> _Requirement_
Copy, from the entries below, each line in which the string "about" appears.

> _Items from a dataset_
^^^^^^^^
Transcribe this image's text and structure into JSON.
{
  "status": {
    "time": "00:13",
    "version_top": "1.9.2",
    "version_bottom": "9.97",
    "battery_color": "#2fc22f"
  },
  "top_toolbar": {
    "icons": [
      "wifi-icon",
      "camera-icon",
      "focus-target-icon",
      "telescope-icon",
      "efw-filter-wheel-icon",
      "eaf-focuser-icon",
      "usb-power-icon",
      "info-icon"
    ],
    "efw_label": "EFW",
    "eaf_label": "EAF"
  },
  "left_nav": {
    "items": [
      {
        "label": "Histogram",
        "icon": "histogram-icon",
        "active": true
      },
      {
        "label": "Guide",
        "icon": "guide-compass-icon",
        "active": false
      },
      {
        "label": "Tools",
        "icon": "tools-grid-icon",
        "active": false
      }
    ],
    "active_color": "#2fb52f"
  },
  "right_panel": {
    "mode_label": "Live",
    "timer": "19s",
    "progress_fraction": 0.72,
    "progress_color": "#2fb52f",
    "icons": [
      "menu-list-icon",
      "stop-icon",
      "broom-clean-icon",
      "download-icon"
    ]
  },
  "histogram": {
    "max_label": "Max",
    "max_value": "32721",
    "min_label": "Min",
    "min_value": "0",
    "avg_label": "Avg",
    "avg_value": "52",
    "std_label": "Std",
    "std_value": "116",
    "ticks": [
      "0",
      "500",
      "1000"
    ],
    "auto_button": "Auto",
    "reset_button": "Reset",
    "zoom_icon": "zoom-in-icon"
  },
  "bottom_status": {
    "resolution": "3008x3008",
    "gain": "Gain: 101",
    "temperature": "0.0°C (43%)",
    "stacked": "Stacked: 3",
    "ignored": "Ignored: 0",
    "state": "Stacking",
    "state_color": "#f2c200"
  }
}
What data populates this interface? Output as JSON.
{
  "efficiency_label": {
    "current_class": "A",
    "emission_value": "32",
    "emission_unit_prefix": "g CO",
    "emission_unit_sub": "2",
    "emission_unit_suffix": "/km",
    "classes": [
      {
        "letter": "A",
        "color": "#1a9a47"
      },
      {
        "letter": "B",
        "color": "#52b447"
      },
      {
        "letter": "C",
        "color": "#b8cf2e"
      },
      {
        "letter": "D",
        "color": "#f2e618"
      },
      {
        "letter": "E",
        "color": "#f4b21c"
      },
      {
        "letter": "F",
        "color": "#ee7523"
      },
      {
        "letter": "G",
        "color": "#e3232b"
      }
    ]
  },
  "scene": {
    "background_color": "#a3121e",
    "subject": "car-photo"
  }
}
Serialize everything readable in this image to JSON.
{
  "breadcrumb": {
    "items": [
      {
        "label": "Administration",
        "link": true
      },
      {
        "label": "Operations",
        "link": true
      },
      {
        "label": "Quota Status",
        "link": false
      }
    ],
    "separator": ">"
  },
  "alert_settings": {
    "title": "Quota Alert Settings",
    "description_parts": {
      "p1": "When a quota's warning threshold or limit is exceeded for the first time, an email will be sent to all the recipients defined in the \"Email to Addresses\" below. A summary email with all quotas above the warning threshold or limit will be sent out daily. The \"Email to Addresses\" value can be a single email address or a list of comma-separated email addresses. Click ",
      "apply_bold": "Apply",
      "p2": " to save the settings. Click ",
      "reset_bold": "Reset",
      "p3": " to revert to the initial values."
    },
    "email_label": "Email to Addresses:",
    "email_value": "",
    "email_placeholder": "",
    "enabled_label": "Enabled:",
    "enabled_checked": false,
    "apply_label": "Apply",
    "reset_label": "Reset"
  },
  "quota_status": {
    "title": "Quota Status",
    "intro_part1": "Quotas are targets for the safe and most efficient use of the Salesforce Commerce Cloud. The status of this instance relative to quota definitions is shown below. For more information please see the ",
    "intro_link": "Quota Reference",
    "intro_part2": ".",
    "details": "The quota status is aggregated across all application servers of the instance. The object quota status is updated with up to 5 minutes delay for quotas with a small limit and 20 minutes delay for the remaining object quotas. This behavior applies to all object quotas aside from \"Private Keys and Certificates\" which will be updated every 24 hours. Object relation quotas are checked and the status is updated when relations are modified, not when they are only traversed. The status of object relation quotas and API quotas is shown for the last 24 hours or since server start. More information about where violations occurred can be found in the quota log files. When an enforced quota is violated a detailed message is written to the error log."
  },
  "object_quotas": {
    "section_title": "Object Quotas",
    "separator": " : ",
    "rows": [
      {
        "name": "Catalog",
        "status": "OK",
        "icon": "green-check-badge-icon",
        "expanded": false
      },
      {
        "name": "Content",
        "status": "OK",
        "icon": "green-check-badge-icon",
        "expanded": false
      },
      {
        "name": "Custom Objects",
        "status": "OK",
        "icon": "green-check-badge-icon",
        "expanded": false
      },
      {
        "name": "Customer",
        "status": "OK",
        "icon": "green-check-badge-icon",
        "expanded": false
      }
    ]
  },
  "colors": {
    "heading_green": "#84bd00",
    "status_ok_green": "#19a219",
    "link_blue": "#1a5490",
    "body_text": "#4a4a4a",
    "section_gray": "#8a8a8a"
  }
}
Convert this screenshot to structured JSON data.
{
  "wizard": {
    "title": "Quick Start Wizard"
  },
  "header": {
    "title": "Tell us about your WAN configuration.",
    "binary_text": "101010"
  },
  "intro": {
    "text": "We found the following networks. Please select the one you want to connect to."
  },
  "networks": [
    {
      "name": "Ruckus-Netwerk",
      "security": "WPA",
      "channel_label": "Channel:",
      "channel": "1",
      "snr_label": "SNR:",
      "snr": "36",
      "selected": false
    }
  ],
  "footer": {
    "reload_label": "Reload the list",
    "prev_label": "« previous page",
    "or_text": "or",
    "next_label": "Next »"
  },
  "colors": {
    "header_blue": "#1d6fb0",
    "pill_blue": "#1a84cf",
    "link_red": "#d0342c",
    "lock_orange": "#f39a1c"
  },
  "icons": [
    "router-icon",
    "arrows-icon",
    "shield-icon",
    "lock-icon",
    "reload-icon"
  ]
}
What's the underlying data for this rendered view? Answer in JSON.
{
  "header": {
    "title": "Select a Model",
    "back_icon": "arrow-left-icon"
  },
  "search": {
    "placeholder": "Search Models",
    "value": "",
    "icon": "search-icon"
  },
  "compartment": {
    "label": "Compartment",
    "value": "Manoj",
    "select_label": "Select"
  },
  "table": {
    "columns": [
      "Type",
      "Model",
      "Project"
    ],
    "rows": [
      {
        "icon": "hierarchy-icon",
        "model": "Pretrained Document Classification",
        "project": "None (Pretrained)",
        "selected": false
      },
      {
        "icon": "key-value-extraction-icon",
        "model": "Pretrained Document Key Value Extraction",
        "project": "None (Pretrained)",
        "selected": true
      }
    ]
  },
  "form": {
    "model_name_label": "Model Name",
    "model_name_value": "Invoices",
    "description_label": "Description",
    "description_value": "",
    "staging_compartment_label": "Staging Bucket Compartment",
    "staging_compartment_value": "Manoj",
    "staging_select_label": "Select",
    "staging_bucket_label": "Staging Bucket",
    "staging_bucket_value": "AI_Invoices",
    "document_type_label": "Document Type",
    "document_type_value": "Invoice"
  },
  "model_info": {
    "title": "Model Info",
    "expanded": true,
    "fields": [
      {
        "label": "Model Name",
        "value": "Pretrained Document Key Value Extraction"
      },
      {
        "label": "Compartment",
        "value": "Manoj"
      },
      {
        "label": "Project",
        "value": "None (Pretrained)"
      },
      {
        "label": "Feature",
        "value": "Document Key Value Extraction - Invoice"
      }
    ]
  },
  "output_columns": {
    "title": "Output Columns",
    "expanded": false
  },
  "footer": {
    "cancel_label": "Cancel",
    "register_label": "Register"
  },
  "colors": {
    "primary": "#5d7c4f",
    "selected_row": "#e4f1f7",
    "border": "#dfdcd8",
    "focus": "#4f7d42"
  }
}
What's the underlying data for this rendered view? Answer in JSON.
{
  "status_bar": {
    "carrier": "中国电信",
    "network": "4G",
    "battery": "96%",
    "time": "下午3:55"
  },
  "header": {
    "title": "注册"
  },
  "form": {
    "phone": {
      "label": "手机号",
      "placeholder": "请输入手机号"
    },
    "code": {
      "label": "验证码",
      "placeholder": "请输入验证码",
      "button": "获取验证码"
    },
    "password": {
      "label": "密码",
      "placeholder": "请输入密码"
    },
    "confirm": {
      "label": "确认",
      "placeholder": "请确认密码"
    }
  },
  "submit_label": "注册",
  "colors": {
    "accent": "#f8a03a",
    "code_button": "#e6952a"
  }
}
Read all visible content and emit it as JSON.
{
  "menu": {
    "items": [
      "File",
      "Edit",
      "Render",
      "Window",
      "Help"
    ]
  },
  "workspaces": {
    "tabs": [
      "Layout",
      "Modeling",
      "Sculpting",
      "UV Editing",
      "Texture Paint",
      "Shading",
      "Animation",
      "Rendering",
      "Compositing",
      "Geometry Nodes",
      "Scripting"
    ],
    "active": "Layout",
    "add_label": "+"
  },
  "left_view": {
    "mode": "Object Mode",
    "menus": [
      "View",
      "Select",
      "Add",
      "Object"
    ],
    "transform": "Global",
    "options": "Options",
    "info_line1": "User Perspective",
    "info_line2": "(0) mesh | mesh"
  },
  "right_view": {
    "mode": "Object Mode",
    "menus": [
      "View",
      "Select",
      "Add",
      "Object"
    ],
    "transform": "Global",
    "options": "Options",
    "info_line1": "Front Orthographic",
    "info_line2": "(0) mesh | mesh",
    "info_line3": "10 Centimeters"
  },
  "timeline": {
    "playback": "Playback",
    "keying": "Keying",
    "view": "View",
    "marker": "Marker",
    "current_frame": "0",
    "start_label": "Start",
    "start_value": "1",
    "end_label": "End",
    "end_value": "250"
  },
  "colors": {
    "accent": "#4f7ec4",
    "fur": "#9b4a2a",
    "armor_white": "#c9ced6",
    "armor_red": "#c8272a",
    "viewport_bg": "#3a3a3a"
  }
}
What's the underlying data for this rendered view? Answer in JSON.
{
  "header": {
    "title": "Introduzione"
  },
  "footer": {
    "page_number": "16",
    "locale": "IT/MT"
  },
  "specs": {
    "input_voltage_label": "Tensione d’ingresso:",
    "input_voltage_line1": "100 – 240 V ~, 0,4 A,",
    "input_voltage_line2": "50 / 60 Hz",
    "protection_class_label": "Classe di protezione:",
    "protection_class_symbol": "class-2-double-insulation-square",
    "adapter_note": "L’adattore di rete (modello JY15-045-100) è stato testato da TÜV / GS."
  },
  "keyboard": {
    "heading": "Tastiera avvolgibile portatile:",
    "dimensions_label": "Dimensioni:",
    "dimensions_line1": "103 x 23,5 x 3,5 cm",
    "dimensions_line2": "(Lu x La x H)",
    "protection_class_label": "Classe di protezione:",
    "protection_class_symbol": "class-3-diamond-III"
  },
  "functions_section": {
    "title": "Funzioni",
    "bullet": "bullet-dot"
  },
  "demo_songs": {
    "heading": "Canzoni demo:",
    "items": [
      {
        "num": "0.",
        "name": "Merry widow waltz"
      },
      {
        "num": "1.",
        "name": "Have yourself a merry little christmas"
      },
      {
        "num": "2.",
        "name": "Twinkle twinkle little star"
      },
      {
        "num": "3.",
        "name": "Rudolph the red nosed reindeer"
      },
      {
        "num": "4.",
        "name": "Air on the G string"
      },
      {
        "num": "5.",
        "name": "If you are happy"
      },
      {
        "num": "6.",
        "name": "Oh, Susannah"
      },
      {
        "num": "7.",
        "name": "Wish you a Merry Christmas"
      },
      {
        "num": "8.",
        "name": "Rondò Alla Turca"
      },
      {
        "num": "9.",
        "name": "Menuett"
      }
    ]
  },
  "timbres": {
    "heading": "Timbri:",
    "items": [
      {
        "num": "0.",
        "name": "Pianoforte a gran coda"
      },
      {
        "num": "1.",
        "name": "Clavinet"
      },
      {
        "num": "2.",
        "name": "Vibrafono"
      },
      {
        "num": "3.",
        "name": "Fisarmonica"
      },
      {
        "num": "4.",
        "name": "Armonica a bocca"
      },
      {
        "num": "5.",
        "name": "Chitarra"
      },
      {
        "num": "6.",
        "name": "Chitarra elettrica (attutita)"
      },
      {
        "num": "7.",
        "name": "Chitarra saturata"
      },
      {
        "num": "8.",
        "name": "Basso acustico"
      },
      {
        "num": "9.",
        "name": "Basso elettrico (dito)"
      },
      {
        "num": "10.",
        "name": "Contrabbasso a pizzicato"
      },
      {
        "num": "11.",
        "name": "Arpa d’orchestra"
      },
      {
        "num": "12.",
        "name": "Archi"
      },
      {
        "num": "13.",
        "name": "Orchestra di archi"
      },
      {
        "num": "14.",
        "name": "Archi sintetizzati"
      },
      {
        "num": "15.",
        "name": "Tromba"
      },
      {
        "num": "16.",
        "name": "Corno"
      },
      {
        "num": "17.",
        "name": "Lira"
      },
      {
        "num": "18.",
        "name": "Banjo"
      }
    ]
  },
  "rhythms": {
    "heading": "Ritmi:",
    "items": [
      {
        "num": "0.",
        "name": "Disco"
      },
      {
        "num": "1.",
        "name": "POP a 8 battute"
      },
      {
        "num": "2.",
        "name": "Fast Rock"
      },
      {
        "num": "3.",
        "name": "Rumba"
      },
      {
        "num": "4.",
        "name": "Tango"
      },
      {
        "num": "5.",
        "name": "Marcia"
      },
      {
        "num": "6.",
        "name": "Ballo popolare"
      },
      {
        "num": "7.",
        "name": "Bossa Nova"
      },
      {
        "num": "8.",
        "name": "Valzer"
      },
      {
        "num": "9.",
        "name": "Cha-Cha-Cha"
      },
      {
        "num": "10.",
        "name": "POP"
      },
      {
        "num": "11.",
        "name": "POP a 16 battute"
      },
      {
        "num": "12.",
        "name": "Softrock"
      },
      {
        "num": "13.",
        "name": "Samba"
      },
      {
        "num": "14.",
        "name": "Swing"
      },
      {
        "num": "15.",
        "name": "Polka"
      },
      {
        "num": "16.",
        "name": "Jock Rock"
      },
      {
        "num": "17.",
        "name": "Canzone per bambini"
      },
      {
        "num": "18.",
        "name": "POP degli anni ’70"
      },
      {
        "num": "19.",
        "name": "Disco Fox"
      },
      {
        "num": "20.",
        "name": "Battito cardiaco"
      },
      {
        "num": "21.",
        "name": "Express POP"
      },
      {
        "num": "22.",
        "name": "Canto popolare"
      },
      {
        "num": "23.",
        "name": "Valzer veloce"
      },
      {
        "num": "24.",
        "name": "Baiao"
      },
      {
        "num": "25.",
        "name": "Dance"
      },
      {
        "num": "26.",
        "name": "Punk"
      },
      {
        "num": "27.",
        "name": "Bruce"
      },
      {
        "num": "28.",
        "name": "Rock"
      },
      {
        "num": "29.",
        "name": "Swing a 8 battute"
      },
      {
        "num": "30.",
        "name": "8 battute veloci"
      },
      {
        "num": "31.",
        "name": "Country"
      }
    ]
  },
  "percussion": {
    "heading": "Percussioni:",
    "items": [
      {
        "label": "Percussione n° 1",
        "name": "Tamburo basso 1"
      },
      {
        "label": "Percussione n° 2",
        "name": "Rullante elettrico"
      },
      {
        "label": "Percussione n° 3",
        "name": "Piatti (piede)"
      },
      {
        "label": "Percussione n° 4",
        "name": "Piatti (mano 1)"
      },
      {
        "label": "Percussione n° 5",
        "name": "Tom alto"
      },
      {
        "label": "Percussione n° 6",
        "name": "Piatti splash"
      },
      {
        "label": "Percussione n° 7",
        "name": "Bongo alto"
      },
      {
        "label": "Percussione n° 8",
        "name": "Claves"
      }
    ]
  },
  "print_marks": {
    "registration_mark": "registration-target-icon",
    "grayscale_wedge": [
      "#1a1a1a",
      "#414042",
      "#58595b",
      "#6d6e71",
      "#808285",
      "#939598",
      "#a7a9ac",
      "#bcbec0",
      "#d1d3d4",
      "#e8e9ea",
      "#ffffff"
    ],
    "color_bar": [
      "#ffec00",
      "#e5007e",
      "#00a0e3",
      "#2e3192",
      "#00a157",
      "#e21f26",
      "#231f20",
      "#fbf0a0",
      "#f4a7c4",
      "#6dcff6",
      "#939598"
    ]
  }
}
^^^^^^^^
> _The solution_
    "details": "The quota status is aggregated across all application servers of the instance. The object quota status is updated with up to 5 minutes delay for quotas with a small limit and 20 minutes delay for the remaining object quotas. This behavior applies to all object quotas aside from \"Private Keys and Certificates\" which will be updated every 24 hours. Object relation quotas are checked and the status is updated when relations are modified, not when they are only traversed. The status of object relation quotas and API quotas is shown for the last 24 hours or since server start. More information about where violations occurred can be found in the quota log files. When an enforced quota is violated a detailed message is written to the error log."
    "title": "Tell us about your WAN configuration.",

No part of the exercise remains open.